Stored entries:

-- Start --

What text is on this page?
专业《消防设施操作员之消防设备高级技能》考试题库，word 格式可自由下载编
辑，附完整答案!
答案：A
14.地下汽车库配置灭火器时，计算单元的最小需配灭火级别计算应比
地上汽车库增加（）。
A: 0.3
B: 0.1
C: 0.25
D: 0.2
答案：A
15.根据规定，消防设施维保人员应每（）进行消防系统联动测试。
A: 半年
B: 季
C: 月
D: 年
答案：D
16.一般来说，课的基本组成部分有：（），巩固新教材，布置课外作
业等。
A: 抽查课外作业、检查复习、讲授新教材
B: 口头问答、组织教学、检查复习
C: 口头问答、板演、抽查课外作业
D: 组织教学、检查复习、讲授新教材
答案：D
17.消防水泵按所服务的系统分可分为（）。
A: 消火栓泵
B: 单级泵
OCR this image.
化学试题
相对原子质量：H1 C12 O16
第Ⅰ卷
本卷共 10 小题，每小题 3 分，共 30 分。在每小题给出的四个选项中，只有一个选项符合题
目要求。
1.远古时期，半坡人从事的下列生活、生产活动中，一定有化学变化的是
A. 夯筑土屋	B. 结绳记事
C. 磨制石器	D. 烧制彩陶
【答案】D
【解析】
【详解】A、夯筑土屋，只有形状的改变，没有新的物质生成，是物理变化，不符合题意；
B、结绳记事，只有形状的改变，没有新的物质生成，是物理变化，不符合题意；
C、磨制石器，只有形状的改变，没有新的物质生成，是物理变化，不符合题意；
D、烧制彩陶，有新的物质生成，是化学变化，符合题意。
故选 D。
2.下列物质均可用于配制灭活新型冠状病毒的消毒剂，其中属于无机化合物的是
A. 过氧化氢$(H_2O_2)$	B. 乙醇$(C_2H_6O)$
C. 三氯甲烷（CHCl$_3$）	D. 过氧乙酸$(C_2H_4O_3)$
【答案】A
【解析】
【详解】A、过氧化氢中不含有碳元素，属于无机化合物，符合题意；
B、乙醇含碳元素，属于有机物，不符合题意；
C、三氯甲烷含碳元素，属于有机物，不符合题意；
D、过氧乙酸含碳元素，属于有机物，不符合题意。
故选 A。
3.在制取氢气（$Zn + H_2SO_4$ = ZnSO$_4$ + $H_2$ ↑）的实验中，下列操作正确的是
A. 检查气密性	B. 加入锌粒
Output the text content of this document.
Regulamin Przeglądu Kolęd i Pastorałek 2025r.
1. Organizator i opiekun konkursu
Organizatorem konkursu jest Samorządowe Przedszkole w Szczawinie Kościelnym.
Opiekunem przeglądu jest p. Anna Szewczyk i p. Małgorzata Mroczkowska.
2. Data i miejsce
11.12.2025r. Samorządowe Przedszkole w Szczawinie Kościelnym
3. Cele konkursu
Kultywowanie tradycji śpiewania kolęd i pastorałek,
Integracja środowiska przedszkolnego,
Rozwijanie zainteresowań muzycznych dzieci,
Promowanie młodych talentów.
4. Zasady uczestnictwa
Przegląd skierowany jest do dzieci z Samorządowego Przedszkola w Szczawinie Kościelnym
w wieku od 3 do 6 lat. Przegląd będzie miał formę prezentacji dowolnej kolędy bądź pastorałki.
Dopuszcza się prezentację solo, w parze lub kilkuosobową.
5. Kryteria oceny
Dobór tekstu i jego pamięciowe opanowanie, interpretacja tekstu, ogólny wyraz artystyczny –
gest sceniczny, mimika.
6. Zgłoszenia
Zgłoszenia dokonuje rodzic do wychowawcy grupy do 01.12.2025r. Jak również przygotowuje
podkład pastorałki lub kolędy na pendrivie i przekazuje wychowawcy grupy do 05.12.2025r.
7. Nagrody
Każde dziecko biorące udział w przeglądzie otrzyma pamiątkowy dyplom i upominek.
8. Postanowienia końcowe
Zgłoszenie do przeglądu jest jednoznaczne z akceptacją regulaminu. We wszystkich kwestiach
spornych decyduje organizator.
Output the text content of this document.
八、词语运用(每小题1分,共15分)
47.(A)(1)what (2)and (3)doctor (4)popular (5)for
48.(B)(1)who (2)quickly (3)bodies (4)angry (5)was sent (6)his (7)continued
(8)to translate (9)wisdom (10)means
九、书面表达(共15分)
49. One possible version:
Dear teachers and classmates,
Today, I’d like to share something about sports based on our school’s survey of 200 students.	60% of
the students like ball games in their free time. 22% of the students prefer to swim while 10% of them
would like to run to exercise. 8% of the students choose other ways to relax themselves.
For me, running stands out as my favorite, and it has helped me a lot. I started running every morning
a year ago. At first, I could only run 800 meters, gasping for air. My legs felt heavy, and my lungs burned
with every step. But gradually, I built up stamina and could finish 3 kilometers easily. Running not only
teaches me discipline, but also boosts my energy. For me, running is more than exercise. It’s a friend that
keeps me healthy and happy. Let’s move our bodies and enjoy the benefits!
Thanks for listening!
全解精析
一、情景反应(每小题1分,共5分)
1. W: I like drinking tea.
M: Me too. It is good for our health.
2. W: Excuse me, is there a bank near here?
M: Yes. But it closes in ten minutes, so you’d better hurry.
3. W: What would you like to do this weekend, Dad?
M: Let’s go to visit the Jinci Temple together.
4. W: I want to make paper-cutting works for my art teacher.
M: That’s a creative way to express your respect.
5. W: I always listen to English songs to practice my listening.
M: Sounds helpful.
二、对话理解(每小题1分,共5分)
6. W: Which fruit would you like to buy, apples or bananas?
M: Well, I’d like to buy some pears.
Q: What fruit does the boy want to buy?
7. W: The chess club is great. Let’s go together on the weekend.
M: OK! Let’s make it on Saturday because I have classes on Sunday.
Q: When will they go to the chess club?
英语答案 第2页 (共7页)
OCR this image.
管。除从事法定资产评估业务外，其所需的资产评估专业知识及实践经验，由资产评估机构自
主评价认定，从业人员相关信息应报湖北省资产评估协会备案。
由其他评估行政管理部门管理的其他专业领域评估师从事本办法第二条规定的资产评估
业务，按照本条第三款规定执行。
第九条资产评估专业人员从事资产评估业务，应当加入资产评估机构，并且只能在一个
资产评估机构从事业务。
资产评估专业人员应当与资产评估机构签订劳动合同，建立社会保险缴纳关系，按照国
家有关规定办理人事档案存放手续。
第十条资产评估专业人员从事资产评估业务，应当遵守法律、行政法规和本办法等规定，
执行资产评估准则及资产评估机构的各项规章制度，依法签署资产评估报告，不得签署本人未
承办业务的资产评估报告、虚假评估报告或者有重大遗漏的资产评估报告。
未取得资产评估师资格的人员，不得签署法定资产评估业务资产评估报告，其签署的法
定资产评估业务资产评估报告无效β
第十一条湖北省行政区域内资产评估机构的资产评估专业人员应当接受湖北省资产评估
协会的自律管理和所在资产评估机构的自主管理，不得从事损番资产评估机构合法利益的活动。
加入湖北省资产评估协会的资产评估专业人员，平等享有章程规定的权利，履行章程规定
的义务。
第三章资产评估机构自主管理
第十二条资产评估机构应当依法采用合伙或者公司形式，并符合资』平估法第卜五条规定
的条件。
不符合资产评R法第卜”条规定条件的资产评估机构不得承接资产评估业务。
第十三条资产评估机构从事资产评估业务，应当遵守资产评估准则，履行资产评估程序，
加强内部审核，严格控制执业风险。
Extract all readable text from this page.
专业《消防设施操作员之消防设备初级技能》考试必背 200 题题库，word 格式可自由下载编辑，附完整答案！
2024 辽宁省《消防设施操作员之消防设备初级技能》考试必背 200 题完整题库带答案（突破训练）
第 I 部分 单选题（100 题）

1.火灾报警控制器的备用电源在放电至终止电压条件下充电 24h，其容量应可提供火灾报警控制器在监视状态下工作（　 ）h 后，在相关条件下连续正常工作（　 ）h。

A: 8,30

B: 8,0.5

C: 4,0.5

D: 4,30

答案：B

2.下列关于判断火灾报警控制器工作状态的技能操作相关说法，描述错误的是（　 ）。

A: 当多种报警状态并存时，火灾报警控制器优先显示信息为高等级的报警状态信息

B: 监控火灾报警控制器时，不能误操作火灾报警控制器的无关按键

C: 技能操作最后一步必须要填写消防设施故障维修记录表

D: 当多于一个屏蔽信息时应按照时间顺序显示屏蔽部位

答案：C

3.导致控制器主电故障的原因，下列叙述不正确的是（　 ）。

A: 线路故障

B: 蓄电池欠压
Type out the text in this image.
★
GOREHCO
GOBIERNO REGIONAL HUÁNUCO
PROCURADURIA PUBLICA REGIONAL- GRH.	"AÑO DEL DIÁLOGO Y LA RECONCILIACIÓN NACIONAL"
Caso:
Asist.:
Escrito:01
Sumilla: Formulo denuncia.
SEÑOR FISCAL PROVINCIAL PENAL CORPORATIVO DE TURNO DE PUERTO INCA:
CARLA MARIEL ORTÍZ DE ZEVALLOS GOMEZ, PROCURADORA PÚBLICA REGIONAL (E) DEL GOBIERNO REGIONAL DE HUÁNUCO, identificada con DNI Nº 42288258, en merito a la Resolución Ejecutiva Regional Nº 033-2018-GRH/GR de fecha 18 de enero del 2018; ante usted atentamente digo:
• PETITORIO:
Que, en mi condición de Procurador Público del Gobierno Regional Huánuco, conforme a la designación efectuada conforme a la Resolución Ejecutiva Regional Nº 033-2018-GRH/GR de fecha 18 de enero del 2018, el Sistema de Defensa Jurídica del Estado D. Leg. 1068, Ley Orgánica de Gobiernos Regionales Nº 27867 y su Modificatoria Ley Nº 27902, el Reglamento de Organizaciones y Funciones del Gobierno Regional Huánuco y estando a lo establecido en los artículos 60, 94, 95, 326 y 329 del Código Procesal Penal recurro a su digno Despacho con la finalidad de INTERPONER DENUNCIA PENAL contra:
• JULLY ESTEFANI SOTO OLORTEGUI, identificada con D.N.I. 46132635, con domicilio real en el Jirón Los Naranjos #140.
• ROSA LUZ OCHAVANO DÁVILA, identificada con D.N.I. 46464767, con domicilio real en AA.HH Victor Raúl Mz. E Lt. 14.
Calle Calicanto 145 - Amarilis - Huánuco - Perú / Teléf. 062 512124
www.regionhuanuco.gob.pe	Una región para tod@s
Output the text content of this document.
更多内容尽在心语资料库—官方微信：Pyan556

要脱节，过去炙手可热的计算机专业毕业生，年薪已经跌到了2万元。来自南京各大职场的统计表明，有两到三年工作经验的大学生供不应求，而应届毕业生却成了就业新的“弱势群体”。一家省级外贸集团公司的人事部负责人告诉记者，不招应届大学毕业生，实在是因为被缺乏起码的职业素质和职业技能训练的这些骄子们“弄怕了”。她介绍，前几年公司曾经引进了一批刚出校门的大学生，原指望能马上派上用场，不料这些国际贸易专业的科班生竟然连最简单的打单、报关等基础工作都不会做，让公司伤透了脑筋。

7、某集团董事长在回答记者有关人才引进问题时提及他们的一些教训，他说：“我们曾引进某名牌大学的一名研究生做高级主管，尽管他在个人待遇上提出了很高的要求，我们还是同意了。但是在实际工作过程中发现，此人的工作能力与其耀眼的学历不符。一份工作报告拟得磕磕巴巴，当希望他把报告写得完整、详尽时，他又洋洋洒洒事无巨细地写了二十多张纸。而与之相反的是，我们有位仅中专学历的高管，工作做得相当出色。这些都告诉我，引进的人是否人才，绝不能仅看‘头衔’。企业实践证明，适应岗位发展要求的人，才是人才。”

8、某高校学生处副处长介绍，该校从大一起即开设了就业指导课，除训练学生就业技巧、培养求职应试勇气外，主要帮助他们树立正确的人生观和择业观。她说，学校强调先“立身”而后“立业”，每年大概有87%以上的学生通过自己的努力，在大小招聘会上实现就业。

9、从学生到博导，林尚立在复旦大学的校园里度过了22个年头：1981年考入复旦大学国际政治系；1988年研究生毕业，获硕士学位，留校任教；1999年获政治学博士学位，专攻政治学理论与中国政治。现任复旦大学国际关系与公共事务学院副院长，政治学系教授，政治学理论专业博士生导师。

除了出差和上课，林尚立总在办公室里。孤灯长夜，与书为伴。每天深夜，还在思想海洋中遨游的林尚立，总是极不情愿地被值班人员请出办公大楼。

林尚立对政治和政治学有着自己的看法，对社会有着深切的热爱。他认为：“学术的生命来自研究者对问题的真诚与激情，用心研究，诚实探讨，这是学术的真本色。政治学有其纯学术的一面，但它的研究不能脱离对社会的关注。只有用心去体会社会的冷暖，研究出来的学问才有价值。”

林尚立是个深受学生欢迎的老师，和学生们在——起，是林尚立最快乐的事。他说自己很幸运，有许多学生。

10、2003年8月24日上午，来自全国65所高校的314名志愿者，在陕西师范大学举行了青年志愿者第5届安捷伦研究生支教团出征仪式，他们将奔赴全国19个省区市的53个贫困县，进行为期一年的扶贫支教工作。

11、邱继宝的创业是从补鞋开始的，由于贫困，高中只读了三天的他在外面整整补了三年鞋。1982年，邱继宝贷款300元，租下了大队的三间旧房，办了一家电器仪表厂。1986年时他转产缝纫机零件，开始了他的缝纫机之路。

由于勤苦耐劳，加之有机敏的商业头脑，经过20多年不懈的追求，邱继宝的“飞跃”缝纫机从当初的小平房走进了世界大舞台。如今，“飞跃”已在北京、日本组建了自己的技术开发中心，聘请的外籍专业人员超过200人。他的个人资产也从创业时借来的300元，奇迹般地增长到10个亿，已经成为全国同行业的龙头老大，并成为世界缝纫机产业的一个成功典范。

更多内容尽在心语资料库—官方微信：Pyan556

-- End --

DIRECTIVE
Gather all lines from the records above in which "Przedszkole" appears.

EXERCISE OUTPUT
Organizatorem konkursu jest Samorządowe Przedszkole w Szczawinie Kościelnym.
11.12.2025r. Samorządowe Przedszkole w Szczawinie Kościelnym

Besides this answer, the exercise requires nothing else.